→ TASK TO COMPLETE: Scan the data below for the string "JSON". Show every line where it turns up.

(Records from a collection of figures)
'''

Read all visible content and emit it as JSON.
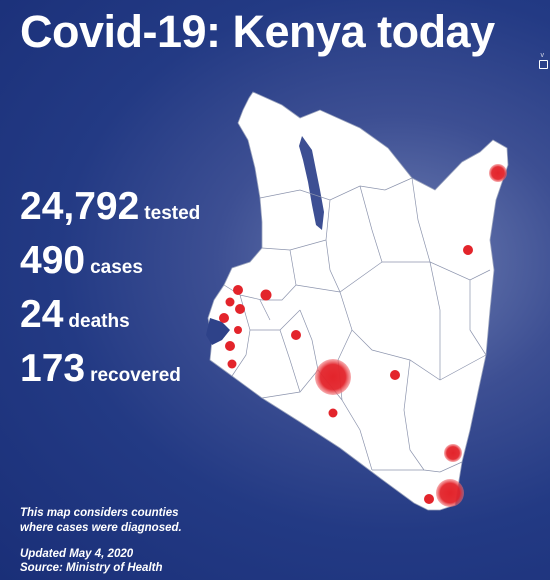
{
  "title": "Covid-19: Kenya today",
  "stats": [
    {
      "value": "24,792",
      "label": "tested"
    },
    {
      "value": "490",
      "label": "cases"
    },
    {
      "value": "24",
      "label": "deaths"
    },
    {
      "value": "173",
      "label": "recovered"
    }
  ],
  "note_line1": "This map considers counties",
  "note_line2": "where cases were diagnosed.",
  "updated": "Updated May 4, 2020",
  "source": "Source: Ministry of Health",
  "colors": {
    "background": "#233a84",
    "map_fill": "#ffffff",
    "marker": "#e3242b"
  }
}
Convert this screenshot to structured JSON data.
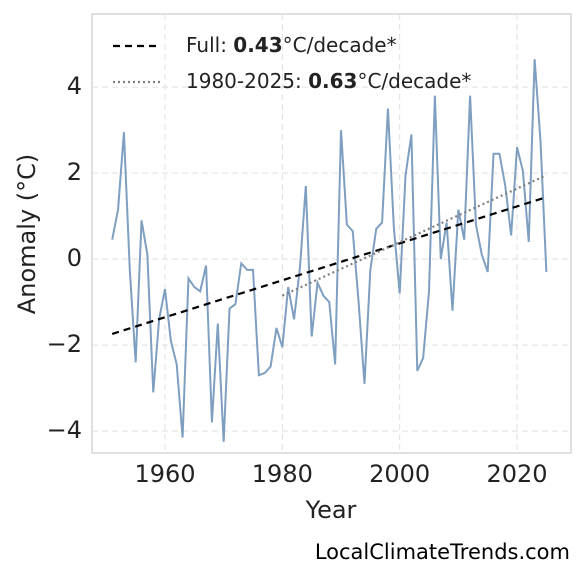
{
  "chart_data": {
    "type": "line",
    "x_label": "Year",
    "y_label": "Anomaly (°C)",
    "watermark": "LocalClimateTrends.com",
    "xlim": [
      1947.56,
      2029.2
    ],
    "ylim": [
      -4.51,
      5.7
    ],
    "xticks": [
      1960,
      1980,
      2000,
      2020
    ],
    "yticks": [
      {
        "value": -4,
        "label": "−4"
      },
      {
        "value": -2,
        "label": "−2"
      },
      0,
      2,
      4
    ],
    "grid": true,
    "legend": "upper left",
    "series": [
      {
        "color": "#7f9fc1",
        "x": [
          1951,
          1952,
          1953,
          1954,
          1955,
          1956,
          1957,
          1958,
          1959,
          1960,
          1961,
          1962,
          1963,
          1964,
          1965,
          1966,
          1967,
          1968,
          1969,
          1970,
          1971,
          1972,
          1973,
          1974,
          1975,
          1976,
          1977,
          1978,
          1979,
          1980,
          1981,
          1982,
          1983,
          1984,
          1985,
          1986,
          1987,
          1988,
          1989,
          1990,
          1991,
          1992,
          1993,
          1994,
          1995,
          1996,
          1997,
          1998,
          1999,
          2000,
          2001,
          2002,
          2003,
          2004,
          2005,
          2006,
          2007,
          2008,
          2009,
          2010,
          2011,
          2012,
          2013,
          2014,
          2015,
          2016,
          2017,
          2018,
          2019,
          2020,
          2021,
          2022,
          2023,
          2024,
          2025
        ],
        "values": [
          0.45,
          1.15,
          2.95,
          -0.25,
          -2.4,
          0.9,
          0.1,
          -3.1,
          -1.4,
          -0.7,
          -1.9,
          -2.45,
          -4.15,
          -0.45,
          -0.65,
          -0.75,
          -0.15,
          -3.8,
          -1.5,
          -4.25,
          -1.15,
          -1.05,
          -0.1,
          -0.25,
          -0.25,
          -2.7,
          -2.65,
          -2.5,
          -1.6,
          -2.05,
          -0.65,
          -1.4,
          -0.2,
          1.7,
          -1.8,
          -0.55,
          -0.85,
          -1.0,
          -2.45,
          3.0,
          0.8,
          0.65,
          -1.0,
          -2.9,
          -0.25,
          0.7,
          0.85,
          3.5,
          0.75,
          -0.8,
          1.95,
          2.9,
          -2.6,
          -2.3,
          -0.75,
          3.8,
          0.0,
          0.85,
          -1.2,
          1.15,
          0.45,
          3.8,
          0.8,
          0.1,
          -0.3,
          2.45,
          2.45,
          1.7,
          0.55,
          2.6,
          2.05,
          0.4,
          4.65,
          2.75,
          -0.3
        ]
      },
      {
        "name": "Full: 0.43°C/decade*",
        "color": "#000000",
        "dash": "7,5",
        "x": [
          1951,
          2025
        ],
        "values": [
          -1.74,
          1.44
        ]
      },
      {
        "name": "1980-2025: 0.63°C/decade*",
        "color": "#808080",
        "dash": "2,3",
        "x": [
          1980,
          2025
        ],
        "values": [
          -0.85,
          1.95
        ]
      }
    ]
  }
}
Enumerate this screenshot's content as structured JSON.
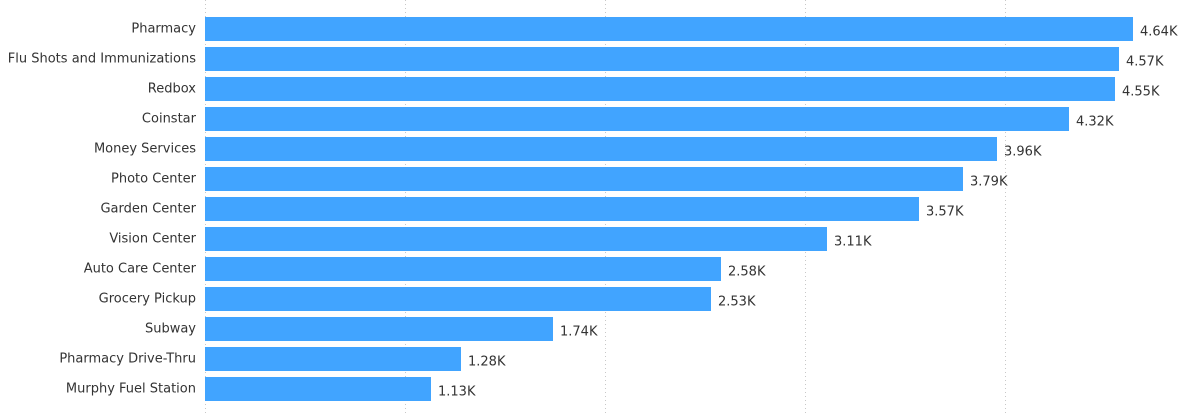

'''

→ FULL ANSWER:
Read all visible content and emit it as JSON.
Convert this screenshot to structured JSON data.
Enumerate this screenshot's content as structured JSON.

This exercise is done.